SET TASK =
Copy every entry exactly.

────────────────────────────────────────

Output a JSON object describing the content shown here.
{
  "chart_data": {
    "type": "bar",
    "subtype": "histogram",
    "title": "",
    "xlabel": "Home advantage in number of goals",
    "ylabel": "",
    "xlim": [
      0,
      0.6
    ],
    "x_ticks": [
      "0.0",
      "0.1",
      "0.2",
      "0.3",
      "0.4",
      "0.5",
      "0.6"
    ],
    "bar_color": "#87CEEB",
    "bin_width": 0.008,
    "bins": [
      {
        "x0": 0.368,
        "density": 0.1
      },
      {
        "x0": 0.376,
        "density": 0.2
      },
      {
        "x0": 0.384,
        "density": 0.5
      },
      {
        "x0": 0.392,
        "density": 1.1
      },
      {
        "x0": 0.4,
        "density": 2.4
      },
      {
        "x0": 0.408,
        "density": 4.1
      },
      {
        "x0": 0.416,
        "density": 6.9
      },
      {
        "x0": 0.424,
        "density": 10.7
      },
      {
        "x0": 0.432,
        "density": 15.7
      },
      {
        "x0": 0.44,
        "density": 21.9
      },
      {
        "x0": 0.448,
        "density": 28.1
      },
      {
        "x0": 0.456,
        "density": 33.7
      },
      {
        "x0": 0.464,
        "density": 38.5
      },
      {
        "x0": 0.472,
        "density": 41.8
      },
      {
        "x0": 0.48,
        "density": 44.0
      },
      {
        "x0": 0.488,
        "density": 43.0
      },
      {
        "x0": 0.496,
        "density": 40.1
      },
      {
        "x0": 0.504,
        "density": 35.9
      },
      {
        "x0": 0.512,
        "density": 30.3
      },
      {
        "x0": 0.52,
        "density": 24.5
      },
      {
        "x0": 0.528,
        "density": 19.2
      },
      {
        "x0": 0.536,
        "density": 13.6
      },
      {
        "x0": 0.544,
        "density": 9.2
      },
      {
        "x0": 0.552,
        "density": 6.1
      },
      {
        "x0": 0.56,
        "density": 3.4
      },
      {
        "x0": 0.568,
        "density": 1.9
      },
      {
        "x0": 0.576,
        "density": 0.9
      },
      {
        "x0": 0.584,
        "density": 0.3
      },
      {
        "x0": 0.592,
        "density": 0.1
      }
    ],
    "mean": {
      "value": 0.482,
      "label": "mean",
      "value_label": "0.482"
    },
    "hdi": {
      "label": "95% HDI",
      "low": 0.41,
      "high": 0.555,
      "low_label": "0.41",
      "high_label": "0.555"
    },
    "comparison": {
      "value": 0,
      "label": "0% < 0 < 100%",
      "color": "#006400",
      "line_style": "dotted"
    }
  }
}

────────────────────────────────────────

TASK ANSWER =
Output a JSON object describing the content shown here.
{
  "chart_data": {
    "type": "bar",
    "subtype": "histogram",
    "title": "",
    "xlabel": "Home advantage in number of goals",
    "ylabel": "",
    "xlim": [
      0,
      0.6
    ],
    "x_ticks": [
      "0.0",
      "0.1",
      "0.2",
      "0.3",
      "0.4",
      "0.5",
      "0.6"
    ],
    "bar_color": "#87CEEB",
    "bin_width": 0.008,
    "bins": [
      {
        "x0": 0.368,
        "density": 0.1
      },
      {
        "x0": 0.376,
        "density": 0.2
      },
      {
        "x0": 0.384,
        "density": 0.5
      },
      {
        "x0": 0.392,
        "density": 1.1
      },
      {
        "x0": 0.4,
        "density": 2.4
      },
      {
        "x0": 0.408,
        "density": 4.1
      },
      {
        "x0": 0.416,
        "density": 6.9
      },
      {
        "x0": 0.424,
        "density": 10.7
      },
      {
        "x0": 0.432,
        "density": 15.7
      },
      {
        "x0": 0.44,
        "density": 21.9
      },
      {
        "x0": 0.448,
        "density": 28.1
      },
      {
        "x0": 0.456,
        "density": 33.7
      },
      {
        "x0": 0.464,
        "density": 38.5
      },
      {
        "x0": 0.472,
        "density": 41.8
      },
      {
        "x0": 0.48,
        "density": 44.0
      },
      {
        "x0": 0.488,
        "density": 43.0
      },
      {
        "x0": 0.496,
        "density": 40.1
      },
      {
        "x0": 0.504,
        "density": 35.9
      },
      {
        "x0": 0.512,
        "density": 30.3
      },
      {
        "x0": 0.52,
        "density": 24.5
      },
      {
        "x0": 0.528,
        "density": 19.2
      },
      {
        "x0": 0.536,
        "density": 13.6
      },
      {
        "x0": 0.544,
        "density": 9.2
      },
      {
        "x0": 0.552,
        "density": 6.1
      },
      {
        "x0": 0.56,
        "density": 3.4
      },
      {
        "x0": 0.568,
        "density": 1.9
      },
      {
        "x0": 0.576,
        "density": 0.9
      },
      {
        "x0": 0.584,
        "density": 0.3
      },
      {
        "x0": 0.592,
        "density": 0.1
      }
    ],
    "mean": {
      "value": 0.482,
      "label": "mean",
      "value_label": "0.482"
    },
    "hdi": {
      "label": "95% HDI",
      "low": 0.41,
      "high": 0.555,
      "low_label": "0.41",
      "high_label": "0.555"
    },
    "comparison": {
      "value": 0,
      "label": "0% < 0 < 100%",
      "color": "#006400",
      "line_style": "dotted"
    }
  }
}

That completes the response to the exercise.